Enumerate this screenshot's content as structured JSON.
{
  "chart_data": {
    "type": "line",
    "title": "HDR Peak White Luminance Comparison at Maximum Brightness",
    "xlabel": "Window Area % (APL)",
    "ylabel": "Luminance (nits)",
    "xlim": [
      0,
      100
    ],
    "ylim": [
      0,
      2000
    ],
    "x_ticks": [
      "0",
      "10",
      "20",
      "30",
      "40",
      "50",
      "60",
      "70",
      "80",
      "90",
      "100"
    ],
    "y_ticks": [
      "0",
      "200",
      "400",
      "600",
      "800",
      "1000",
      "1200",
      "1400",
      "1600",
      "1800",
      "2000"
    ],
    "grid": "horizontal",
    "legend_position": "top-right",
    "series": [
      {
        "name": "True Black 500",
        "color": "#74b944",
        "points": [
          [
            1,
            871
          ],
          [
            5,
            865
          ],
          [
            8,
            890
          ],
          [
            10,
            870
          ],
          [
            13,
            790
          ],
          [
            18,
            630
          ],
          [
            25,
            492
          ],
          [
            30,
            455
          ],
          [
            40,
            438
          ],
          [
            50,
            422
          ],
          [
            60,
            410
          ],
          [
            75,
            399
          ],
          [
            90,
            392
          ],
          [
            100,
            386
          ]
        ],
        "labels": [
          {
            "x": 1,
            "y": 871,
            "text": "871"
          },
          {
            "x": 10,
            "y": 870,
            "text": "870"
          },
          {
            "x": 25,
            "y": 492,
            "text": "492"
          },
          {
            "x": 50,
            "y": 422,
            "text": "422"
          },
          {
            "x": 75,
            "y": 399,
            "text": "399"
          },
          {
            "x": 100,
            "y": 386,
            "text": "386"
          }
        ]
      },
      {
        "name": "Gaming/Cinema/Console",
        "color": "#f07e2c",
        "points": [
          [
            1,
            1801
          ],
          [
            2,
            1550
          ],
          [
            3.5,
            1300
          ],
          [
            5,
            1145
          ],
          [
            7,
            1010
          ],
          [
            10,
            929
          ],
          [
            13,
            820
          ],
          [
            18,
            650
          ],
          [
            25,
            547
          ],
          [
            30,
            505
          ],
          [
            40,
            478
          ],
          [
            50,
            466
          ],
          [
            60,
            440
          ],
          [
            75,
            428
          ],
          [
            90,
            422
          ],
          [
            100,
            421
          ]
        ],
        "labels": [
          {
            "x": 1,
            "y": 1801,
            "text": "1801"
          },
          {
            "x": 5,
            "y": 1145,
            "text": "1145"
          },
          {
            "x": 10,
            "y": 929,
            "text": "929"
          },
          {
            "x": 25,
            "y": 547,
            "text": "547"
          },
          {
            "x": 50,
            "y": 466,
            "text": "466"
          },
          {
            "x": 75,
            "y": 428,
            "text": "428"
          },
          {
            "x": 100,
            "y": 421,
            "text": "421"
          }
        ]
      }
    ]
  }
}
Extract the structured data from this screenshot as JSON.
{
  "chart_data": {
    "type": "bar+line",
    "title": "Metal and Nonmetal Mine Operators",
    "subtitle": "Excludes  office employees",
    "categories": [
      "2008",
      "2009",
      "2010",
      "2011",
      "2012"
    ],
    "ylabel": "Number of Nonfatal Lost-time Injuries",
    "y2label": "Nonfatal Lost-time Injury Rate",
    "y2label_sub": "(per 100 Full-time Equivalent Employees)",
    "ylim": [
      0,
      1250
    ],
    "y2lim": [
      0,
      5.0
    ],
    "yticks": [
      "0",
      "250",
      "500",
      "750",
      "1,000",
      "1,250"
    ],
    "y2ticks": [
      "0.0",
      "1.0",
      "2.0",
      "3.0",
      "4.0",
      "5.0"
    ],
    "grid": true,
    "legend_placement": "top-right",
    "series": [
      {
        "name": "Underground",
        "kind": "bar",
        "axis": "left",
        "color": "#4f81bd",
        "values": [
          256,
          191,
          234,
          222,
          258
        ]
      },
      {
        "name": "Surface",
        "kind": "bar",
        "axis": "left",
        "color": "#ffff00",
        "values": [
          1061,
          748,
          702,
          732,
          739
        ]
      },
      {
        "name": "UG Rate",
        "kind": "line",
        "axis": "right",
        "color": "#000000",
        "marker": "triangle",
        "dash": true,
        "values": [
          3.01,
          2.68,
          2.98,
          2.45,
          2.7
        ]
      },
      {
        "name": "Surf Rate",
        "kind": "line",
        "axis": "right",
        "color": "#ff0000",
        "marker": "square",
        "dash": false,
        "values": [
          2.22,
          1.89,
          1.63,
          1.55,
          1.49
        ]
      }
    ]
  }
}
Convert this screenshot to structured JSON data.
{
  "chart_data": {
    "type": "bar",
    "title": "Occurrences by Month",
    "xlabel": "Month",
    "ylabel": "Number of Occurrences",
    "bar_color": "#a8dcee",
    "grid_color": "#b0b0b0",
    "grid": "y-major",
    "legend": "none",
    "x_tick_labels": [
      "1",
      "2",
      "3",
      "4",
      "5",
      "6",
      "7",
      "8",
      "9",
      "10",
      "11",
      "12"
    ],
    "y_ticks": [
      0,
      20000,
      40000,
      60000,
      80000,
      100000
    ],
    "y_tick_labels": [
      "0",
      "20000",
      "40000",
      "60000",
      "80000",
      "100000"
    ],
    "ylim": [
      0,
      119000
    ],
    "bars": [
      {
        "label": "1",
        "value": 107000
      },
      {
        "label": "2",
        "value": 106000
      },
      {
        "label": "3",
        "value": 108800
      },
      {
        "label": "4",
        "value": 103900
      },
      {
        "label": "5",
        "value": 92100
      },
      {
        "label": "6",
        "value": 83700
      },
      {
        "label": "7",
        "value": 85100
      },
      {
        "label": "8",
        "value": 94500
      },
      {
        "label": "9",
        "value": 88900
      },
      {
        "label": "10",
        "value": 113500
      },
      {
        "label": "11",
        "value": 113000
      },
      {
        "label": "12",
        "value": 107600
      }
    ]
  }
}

• **What the task asks**: State how many lines of the records above contain the word "screenshot", and give only that number.

• **Output of the task**: 3